PROMPT: Print the listing that follows, character for character.

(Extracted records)
** BEGIN **

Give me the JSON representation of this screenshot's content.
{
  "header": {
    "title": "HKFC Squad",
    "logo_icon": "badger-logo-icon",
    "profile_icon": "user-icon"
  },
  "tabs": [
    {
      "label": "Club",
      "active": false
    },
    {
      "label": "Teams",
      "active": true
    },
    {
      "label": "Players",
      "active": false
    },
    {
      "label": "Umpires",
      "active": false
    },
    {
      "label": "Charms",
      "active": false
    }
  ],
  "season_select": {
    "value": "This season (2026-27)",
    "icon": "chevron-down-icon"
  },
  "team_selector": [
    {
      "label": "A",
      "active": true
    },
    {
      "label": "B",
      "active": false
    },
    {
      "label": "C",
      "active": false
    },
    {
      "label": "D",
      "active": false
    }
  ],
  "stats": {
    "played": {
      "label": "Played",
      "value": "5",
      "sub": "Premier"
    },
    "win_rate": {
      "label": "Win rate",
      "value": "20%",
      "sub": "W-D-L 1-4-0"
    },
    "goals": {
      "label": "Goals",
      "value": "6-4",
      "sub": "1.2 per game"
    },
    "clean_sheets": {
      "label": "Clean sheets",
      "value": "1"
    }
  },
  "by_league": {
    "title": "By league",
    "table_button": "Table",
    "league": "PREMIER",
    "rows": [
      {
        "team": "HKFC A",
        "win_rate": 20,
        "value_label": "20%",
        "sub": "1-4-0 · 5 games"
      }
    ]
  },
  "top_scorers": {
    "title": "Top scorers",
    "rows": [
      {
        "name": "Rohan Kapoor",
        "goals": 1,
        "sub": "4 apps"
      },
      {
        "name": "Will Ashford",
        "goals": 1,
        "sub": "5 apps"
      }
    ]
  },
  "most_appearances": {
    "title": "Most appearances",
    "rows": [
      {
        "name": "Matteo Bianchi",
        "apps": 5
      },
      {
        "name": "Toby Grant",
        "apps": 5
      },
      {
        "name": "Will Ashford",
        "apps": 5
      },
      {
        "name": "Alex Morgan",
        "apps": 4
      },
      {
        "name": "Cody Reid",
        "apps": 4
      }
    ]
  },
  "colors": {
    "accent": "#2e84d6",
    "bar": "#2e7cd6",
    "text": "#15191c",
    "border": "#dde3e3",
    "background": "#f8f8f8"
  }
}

** END **

FINISHED ANSWER:
Give me the JSON representation of this screenshot's content.
{
  "header": {
    "title": "HKFC Squad",
    "logo_icon": "badger-logo-icon",
    "profile_icon": "user-icon"
  },
  "tabs": [
    {
      "label": "Club",
      "active": false
    },
    {
      "label": "Teams",
      "active": true
    },
    {
      "label": "Players",
      "active": false
    },
    {
      "label": "Umpires",
      "active": false
    },
    {
      "label": "Charms",
      "active": false
    }
  ],
  "season_select": {
    "value": "This season (2026-27)",
    "icon": "chevron-down-icon"
  },
  "team_selector": [
    {
      "label": "A",
      "active": true
    },
    {
      "label": "B",
      "active": false
    },
    {
      "label": "C",
      "active": false
    },
    {
      "label": "D",
      "active": false
    }
  ],
  "stats": {
    "played": {
      "label": "Played",
      "value": "5",
      "sub": "Premier"
    },
    "win_rate": {
      "label": "Win rate",
      "value": "20%",
      "sub": "W-D-L 1-4-0"
    },
    "goals": {
      "label": "Goals",
      "value": "6-4",
      "sub": "1.2 per game"
    },
    "clean_sheets": {
      "label": "Clean sheets",
      "value": "1"
    }
  },
  "by_league": {
    "title": "By league",
    "table_button": "Table",
    "league": "PREMIER",
    "rows": [
      {
        "team": "HKFC A",
        "win_rate": 20,
        "value_label": "20%",
        "sub": "1-4-0 · 5 games"
      }
    ]
  },
  "top_scorers": {
    "title": "Top scorers",
    "rows": [
      {
        "name": "Rohan Kapoor",
        "goals": 1,
        "sub": "4 apps"
      },
      {
        "name": "Will Ashford",
        "goals": 1,
        "sub": "5 apps"
      }
    ]
  },
  "most_appearances": {
    "title": "Most appearances",
    "rows": [
      {
        "name": "Matteo Bianchi",
        "apps": 5
      },
      {
        "name": "Toby Grant",
        "apps": 5
      },
      {
        "name": "Will Ashford",
        "apps": 5
      },
      {
        "name": "Alex Morgan",
        "apps": 4
      },
      {
        "name": "Cody Reid",
        "apps": 4
      }
    ]
  },
  "colors": {
    "accent": "#2e84d6",
    "bar": "#2e7cd6",
    "text": "#15191c",
    "border": "#dde3e3",
    "background": "#f8f8f8"
  }
}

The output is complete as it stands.